Data to process:
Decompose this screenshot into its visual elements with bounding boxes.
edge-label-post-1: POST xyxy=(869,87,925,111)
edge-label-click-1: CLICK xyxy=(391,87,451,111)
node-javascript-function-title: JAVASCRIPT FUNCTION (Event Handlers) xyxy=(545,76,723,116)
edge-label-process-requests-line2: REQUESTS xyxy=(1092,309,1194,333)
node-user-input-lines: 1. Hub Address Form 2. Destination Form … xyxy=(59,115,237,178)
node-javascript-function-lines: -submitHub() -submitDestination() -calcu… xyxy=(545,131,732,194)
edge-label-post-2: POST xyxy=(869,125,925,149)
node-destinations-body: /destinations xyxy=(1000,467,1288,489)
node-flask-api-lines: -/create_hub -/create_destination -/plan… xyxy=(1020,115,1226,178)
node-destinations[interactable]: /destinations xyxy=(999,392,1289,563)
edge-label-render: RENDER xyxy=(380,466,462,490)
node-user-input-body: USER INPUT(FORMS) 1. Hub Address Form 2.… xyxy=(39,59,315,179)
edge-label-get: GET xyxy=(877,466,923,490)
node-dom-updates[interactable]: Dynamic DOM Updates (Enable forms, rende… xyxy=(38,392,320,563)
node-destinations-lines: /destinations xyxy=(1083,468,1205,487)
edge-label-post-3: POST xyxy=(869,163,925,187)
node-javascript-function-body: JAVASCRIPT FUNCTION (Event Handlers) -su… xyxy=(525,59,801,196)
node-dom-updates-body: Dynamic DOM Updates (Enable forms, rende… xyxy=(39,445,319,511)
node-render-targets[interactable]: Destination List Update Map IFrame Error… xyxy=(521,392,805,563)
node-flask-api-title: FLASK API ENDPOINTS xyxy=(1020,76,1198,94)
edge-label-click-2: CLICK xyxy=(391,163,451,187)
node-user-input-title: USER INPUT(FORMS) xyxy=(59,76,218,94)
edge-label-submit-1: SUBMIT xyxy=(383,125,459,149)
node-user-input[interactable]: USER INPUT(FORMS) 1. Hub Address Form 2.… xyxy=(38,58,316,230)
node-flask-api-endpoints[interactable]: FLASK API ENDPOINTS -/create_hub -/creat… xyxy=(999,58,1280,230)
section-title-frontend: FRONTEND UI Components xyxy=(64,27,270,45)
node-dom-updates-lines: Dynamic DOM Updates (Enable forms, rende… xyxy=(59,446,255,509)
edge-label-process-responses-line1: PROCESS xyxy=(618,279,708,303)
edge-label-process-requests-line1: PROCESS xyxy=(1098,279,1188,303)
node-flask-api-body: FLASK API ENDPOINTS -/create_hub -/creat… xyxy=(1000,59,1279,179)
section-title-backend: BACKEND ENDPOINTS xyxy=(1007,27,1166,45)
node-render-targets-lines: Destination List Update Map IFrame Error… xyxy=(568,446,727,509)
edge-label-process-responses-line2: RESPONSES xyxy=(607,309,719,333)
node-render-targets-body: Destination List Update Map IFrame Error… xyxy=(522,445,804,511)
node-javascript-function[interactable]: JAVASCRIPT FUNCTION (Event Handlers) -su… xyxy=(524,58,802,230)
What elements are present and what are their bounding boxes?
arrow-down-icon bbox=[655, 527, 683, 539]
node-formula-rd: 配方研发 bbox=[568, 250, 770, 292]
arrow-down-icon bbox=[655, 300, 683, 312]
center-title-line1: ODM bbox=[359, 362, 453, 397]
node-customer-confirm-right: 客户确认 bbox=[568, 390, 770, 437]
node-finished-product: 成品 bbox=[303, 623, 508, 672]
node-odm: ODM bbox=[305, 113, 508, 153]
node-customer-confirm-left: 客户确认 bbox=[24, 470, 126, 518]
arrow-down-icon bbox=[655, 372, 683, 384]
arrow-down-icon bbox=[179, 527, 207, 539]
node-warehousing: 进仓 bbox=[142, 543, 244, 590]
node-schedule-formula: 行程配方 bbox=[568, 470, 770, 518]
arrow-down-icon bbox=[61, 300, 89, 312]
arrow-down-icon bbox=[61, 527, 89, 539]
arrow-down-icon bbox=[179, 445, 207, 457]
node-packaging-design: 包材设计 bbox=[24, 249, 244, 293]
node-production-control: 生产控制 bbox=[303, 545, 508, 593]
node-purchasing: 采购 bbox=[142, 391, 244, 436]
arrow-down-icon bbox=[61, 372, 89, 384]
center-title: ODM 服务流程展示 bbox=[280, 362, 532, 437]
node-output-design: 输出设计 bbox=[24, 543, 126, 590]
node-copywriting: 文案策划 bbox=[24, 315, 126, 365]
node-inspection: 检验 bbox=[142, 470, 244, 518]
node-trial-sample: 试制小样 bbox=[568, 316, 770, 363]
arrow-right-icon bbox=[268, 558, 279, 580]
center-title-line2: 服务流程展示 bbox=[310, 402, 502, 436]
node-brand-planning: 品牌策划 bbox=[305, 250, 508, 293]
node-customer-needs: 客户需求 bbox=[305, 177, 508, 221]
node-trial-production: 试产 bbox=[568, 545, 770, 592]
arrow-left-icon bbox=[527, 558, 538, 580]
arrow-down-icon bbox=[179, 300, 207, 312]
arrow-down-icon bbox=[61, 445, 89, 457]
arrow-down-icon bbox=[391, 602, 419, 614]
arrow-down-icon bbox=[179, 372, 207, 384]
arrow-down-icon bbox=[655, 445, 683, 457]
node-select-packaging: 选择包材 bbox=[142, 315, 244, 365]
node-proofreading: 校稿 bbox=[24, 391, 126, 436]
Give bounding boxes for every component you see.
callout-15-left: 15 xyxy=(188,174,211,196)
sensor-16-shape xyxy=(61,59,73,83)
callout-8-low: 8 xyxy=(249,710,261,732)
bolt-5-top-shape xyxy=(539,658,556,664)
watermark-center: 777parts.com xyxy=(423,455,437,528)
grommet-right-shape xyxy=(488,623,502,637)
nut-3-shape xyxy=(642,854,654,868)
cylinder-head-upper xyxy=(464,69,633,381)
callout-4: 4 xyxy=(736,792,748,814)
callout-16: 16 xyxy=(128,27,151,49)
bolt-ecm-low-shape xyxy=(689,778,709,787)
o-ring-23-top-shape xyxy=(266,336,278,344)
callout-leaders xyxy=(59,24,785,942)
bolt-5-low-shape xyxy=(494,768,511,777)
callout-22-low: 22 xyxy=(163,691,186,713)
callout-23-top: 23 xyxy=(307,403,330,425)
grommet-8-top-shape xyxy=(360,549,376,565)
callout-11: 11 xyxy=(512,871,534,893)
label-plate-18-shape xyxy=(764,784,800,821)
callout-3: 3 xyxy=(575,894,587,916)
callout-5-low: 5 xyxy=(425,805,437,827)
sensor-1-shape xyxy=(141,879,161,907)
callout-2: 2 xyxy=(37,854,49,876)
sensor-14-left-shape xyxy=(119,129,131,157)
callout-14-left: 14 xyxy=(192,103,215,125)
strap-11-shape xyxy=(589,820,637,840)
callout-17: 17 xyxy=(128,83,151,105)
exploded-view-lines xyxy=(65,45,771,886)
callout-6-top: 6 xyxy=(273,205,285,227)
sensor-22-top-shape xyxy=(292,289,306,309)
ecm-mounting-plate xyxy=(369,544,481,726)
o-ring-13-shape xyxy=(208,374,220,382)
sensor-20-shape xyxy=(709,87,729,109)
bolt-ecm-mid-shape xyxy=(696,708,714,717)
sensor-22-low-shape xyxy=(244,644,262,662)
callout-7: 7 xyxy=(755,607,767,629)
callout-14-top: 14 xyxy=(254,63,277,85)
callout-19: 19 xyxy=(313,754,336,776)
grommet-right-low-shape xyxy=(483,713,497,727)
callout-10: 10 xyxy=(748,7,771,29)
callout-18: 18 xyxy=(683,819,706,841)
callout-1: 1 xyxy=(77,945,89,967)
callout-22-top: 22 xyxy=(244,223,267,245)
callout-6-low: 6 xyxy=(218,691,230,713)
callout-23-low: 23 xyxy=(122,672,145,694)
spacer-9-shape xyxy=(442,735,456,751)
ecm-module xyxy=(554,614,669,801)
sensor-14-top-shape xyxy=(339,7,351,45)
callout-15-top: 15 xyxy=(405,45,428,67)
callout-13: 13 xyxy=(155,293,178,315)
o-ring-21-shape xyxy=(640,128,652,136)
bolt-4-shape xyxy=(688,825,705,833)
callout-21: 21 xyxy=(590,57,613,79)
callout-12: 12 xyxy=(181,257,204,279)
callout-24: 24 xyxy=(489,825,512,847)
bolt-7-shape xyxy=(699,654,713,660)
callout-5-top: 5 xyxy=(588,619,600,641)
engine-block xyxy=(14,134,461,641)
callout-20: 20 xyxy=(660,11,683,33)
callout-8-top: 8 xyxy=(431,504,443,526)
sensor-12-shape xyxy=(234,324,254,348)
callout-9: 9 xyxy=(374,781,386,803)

Instruction: Retype the records from the start through the line containing "edge-label-render: RENDER xyxy=(380,466,462,490)", keeping every line as it appears.

Solution for this exercise:
Decompose this screenshot into its visual elements with bounding boxes.
edge-label-post-1: POST xyxy=(869,87,925,111)
edge-label-click-1: CLICK xyxy=(391,87,451,111)
node-javascript-function-title: JAVASCRIPT FUNCTION (Event Handlers) xyxy=(545,76,723,116)
edge-label-process-requests-line2: REQUESTS xyxy=(1092,309,1194,333)
node-user-input-lines: 1. Hub Address Form 2. Destination Form … xyxy=(59,115,237,178)
node-javascript-function-lines: -submitHub() -submitDestination() -calcu… xyxy=(545,131,732,194)
edge-label-post-2: POST xyxy=(869,125,925,149)
node-destinations-body: /destinations xyxy=(1000,467,1288,489)
node-flask-api-lines: -/create_hub -/create_destination -/plan… xyxy=(1020,115,1226,178)
node-destinations[interactable]: /destinations xyxy=(999,392,1289,563)
edge-label-render: RENDER xyxy=(380,466,462,490)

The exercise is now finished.